* [Recorded data]:

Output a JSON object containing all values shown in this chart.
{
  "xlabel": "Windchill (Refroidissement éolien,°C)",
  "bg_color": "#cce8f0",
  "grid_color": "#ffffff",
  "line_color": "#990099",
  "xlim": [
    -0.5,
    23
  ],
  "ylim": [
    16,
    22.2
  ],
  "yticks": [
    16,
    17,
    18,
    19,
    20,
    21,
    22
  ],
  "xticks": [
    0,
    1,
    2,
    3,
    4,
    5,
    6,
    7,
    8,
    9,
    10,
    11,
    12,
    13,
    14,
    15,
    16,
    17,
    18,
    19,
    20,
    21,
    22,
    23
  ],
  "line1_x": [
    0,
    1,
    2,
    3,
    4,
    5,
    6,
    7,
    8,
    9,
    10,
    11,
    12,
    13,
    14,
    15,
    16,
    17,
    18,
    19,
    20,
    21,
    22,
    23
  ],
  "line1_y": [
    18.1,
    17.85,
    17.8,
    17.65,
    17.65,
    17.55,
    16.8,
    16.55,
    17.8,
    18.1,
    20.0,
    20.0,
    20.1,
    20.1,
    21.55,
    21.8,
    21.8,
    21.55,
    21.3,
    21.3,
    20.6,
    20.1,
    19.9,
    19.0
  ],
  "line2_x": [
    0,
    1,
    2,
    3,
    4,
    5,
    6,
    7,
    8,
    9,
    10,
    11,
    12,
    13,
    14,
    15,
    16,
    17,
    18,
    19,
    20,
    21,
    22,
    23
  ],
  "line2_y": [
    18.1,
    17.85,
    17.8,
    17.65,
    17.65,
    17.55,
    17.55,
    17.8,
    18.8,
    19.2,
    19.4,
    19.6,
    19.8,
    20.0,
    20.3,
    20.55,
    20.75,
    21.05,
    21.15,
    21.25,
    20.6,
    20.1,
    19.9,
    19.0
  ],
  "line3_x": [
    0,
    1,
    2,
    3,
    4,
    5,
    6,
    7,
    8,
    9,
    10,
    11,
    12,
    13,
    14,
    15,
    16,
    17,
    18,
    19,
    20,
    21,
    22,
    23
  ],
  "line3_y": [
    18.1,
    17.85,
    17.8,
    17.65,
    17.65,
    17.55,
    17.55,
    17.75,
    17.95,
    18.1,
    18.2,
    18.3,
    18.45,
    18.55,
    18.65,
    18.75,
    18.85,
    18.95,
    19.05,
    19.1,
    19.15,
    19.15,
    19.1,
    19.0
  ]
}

* [What is asked]:
Transcribe all entries exactly as they are given.

* [Response for this exercise]:
Output a JSON object containing all values shown in this chart.
{
  "xlabel": "Windchill (Refroidissement éolien,°C)",
  "bg_color": "#cce8f0",
  "grid_color": "#ffffff",
  "line_color": "#990099",
  "xlim": [
    -0.5,
    23
  ],
  "ylim": [
    16,
    22.2
  ],
  "yticks": [
    16,
    17,
    18,
    19,
    20,
    21,
    22
  ],
  "xticks": [
    0,
    1,
    2,
    3,
    4,
    5,
    6,
    7,
    8,
    9,
    10,
    11,
    12,
    13,
    14,
    15,
    16,
    17,
    18,
    19,
    20,
    21,
    22,
    23
  ],
  "line1_x": [
    0,
    1,
    2,
    3,
    4,
    5,
    6,
    7,
    8,
    9,
    10,
    11,
    12,
    13,
    14,
    15,
    16,
    17,
    18,
    19,
    20,
    21,
    22,
    23
  ],
  "line1_y": [
    18.1,
    17.85,
    17.8,
    17.65,
    17.65,
    17.55,
    16.8,
    16.55,
    17.8,
    18.1,
    20.0,
    20.0,
    20.1,
    20.1,
    21.55,
    21.8,
    21.8,
    21.55,
    21.3,
    21.3,
    20.6,
    20.1,
    19.9,
    19.0
  ],
  "line2_x": [
    0,
    1,
    2,
    3,
    4,
    5,
    6,
    7,
    8,
    9,
    10,
    11,
    12,
    13,
    14,
    15,
    16,
    17,
    18,
    19,
    20,
    21,
    22,
    23
  ],
  "line2_y": [
    18.1,
    17.85,
    17.8,
    17.65,
    17.65,
    17.55,
    17.55,
    17.8,
    18.8,
    19.2,
    19.4,
    19.6,
    19.8,
    20.0,
    20.3,
    20.55,
    20.75,
    21.05,
    21.15,
    21.25,
    20.6,
    20.1,
    19.9,
    19.0
  ],
  "line3_x": [
    0,
    1,
    2,
    3,
    4,
    5,
    6,
    7,
    8,
    9,
    10,
    11,
    12,
    13,
    14,
    15,
    16,
    17,
    18,
    19,
    20,
    21,
    22,
    23
  ],
  "line3_y": [
    18.1,
    17.85,
    17.8,
    17.65,
    17.65,
    17.55,
    17.55,
    17.75,
    17.95,
    18.1,
    18.2,
    18.3,
    18.45,
    18.55,
    18.65,
    18.75,
    18.85,
    18.95,
    19.05,
    19.1,
    19.15,
    19.15,
    19.1,
    19.0
  ]
}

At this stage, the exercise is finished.